--- Start of Raw records ---

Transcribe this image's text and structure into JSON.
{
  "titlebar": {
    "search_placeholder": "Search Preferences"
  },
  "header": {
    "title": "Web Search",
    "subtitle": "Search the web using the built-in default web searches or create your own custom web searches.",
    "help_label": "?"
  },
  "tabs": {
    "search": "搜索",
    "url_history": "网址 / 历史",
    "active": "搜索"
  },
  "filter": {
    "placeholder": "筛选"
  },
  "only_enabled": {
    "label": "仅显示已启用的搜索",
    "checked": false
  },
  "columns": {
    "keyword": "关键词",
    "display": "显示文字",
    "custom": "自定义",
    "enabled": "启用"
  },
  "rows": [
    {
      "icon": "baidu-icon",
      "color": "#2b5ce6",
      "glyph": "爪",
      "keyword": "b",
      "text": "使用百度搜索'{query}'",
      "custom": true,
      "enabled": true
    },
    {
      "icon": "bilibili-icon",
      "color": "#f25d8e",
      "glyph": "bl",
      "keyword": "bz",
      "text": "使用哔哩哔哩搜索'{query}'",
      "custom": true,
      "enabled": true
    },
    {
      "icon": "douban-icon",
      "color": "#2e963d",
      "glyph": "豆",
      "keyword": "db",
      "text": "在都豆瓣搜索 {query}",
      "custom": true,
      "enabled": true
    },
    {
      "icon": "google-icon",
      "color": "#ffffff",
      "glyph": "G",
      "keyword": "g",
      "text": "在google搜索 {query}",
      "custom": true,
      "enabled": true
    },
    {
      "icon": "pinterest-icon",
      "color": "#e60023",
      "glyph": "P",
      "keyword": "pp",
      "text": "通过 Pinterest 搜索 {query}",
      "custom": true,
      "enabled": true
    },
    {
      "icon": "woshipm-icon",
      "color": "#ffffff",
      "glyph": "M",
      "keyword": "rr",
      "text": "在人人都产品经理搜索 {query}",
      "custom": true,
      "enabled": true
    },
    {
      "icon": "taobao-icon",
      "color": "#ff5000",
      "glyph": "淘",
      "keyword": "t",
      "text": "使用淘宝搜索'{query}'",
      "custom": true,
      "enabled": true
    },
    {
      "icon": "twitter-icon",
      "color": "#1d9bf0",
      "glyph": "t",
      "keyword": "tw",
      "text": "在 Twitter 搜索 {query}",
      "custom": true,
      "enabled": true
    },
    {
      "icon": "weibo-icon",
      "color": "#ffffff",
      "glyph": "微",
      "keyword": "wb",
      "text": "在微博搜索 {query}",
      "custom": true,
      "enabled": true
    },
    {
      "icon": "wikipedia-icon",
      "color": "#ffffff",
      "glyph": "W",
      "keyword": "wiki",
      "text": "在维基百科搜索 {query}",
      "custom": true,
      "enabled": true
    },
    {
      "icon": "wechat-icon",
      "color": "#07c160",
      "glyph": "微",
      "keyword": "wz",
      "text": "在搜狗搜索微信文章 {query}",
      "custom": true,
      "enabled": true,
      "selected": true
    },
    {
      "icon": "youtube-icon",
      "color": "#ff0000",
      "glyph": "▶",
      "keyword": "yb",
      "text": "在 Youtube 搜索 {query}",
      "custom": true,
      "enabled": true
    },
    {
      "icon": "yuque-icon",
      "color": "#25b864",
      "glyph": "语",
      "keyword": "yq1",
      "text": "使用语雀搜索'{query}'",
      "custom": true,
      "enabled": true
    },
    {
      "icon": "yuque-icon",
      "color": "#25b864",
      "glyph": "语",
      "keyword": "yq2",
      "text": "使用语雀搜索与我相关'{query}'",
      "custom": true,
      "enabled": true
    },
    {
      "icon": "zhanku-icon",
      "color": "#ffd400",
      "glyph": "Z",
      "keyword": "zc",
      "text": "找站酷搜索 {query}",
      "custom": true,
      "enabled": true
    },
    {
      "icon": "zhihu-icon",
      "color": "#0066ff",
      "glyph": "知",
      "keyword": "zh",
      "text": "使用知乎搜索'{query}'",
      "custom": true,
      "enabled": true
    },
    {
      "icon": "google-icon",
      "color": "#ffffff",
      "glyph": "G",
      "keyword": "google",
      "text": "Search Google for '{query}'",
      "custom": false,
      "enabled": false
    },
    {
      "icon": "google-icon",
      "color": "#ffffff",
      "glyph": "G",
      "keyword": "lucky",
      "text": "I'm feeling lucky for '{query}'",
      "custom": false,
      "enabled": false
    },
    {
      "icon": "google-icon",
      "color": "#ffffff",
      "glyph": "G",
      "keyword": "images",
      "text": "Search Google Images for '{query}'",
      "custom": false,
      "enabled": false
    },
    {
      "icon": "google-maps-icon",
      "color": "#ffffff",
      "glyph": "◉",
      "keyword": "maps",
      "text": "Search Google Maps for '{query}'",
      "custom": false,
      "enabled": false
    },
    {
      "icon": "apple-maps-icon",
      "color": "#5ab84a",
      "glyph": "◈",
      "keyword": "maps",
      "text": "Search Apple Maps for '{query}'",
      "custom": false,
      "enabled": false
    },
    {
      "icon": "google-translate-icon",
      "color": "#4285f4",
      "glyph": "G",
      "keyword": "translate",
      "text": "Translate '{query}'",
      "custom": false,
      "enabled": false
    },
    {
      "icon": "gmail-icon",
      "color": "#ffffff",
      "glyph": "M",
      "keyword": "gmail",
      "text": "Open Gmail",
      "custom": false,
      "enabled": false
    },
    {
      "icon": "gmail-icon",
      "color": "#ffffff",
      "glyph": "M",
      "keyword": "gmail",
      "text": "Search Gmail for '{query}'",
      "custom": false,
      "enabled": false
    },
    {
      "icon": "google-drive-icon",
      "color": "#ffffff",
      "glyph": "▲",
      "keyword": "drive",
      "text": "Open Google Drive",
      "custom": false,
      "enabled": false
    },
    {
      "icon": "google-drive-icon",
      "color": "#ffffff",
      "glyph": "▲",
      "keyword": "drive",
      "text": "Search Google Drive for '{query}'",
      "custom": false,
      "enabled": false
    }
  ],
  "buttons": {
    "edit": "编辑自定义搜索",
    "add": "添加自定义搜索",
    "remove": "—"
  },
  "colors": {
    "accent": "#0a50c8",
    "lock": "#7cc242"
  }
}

--- End of Raw records ---

Would you copy out each line exactly as written?

§ **The answer**:
Transcribe this image's text and structure into JSON.
{
  "titlebar": {
    "search_placeholder": "Search Preferences"
  },
  "header": {
    "title": "Web Search",
    "subtitle": "Search the web using the built-in default web searches or create your own custom web searches.",
    "help_label": "?"
  },
  "tabs": {
    "search": "搜索",
    "url_history": "网址 / 历史",
    "active": "搜索"
  },
  "filter": {
    "placeholder": "筛选"
  },
  "only_enabled": {
    "label": "仅显示已启用的搜索",
    "checked": false
  },
  "columns": {
    "keyword": "关键词",
    "display": "显示文字",
    "custom": "自定义",
    "enabled": "启用"
  },
  "rows": [
    {
      "icon": "baidu-icon",
      "color": "#2b5ce6",
      "glyph": "爪",
      "keyword": "b",
      "text": "使用百度搜索'{query}'",
      "custom": true,
      "enabled": true
    },
    {
      "icon": "bilibili-icon",
      "color": "#f25d8e",
      "glyph": "bl",
      "keyword": "bz",
      "text": "使用哔哩哔哩搜索'{query}'",
      "custom": true,
      "enabled": true
    },
    {
      "icon": "douban-icon",
      "color": "#2e963d",
      "glyph": "豆",
      "keyword": "db",
      "text": "在都豆瓣搜索 {query}",
      "custom": true,
      "enabled": true
    },
    {
      "icon": "google-icon",
      "color": "#ffffff",
      "glyph": "G",
      "keyword": "g",
      "text": "在google搜索 {query}",
      "custom": true,
      "enabled": true
    },
    {
      "icon": "pinterest-icon",
      "color": "#e60023",
      "glyph": "P",
      "keyword": "pp",
      "text": "通过 Pinterest 搜索 {query}",
      "custom": true,
      "enabled": true
    },
    {
      "icon": "woshipm-icon",
      "color": "#ffffff",
      "glyph": "M",
      "keyword": "rr",
      "text": "在人人都产品经理搜索 {query}",
      "custom": true,
      "enabled": true
    },
    {
      "icon": "taobao-icon",
      "color": "#ff5000",
      "glyph": "淘",
      "keyword": "t",
      "text": "使用淘宝搜索'{query}'",
      "custom": true,
      "enabled": true
    },
    {
      "icon": "twitter-icon",
      "color": "#1d9bf0",
      "glyph": "t",
      "keyword": "tw",
      "text": "在 Twitter 搜索 {query}",
      "custom": true,
      "enabled": true
    },
    {
      "icon": "weibo-icon",
      "color": "#ffffff",
      "glyph": "微",
      "keyword": "wb",
      "text": "在微博搜索 {query}",
      "custom": true,
      "enabled": true
    },
    {
      "icon": "wikipedia-icon",
      "color": "#ffffff",
      "glyph": "W",
      "keyword": "wiki",
      "text": "在维基百科搜索 {query}",
      "custom": true,
      "enabled": true
    },
    {
      "icon": "wechat-icon",
      "color": "#07c160",
      "glyph": "微",
      "keyword": "wz",
      "text": "在搜狗搜索微信文章 {query}",
      "custom": true,
      "enabled": true,
      "selected": true
    },
    {
      "icon": "youtube-icon",
      "color": "#ff0000",
      "glyph": "▶",
      "keyword": "yb",
      "text": "在 Youtube 搜索 {query}",
      "custom": true,
      "enabled": true
    },
    {
      "icon": "yuque-icon",
      "color": "#25b864",
      "glyph": "语",
      "keyword": "yq1",
      "text": "使用语雀搜索'{query}'",
      "custom": true,
      "enabled": true
    },
    {
      "icon": "yuque-icon",
      "color": "#25b864",
      "glyph": "语",
      "keyword": "yq2",
      "text": "使用语雀搜索与我相关'{query}'",
      "custom": true,
      "enabled": true
    },
    {
      "icon": "zhanku-icon",
      "color": "#ffd400",
      "glyph": "Z",
      "keyword": "zc",
      "text": "找站酷搜索 {query}",
      "custom": true,
      "enabled": true
    },
    {
      "icon": "zhihu-icon",
      "color": "#0066ff",
      "glyph": "知",
      "keyword": "zh",
      "text": "使用知乎搜索'{query}'",
      "custom": true,
      "enabled": true
    },
    {
      "icon": "google-icon",
      "color": "#ffffff",
      "glyph": "G",
      "keyword": "google",
      "text": "Search Google for '{query}'",
      "custom": false,
      "enabled": false
    },
    {
      "icon": "google-icon",
      "color": "#ffffff",
      "glyph": "G",
      "keyword": "lucky",
      "text": "I'm feeling lucky for '{query}'",
      "custom": false,
      "enabled": false
    },
    {
      "icon": "google-icon",
      "color": "#ffffff",
      "glyph": "G",
      "keyword": "images",
      "text": "Search Google Images for '{query}'",
      "custom": false,
      "enabled": false
    },
    {
      "icon": "google-maps-icon",
      "color": "#ffffff",
      "glyph": "◉",
      "keyword": "maps",
      "text": "Search Google Maps for '{query}'",
      "custom": false,
      "enabled": false
    },
    {
      "icon": "apple-maps-icon",
      "color": "#5ab84a",
      "glyph": "◈",
      "keyword": "maps",
      "text": "Search Apple Maps for '{query}'",
      "custom": false,
      "enabled": false
    },
    {
      "icon": "google-translate-icon",
      "color": "#4285f4",
      "glyph": "G",
      "keyword": "translate",
      "text": "Translate '{query}'",
      "custom": false,
      "enabled": false
    },
    {
      "icon": "gmail-icon",
      "color": "#ffffff",
      "glyph": "M",
      "keyword": "gmail",
      "text": "Open Gmail",
      "custom": false,
      "enabled": false
    },
    {
      "icon": "gmail-icon",
      "color": "#ffffff",
      "glyph": "M",
      "keyword": "gmail",
      "text": "Search Gmail for '{query}'",
      "custom": false,
      "enabled": false
    },
    {
      "icon": "google-drive-icon",
      "color": "#ffffff",
      "glyph": "▲",
      "keyword": "drive",
      "text": "Open Google Drive",
      "custom": false,
      "enabled": false
    },
    {
      "icon": "google-drive-icon",
      "color": "#ffffff",
      "glyph": "▲",
      "keyword": "drive",
      "text": "Search Google Drive for '{query}'",
      "custom": false,
      "enabled": false
    }
  ],
  "buttons": {
    "edit": "编辑自定义搜索",
    "add": "添加自定义搜索",
    "remove": "—"
  },
  "colors": {
    "accent": "#0a50c8",
    "lock": "#7cc242"
  }
}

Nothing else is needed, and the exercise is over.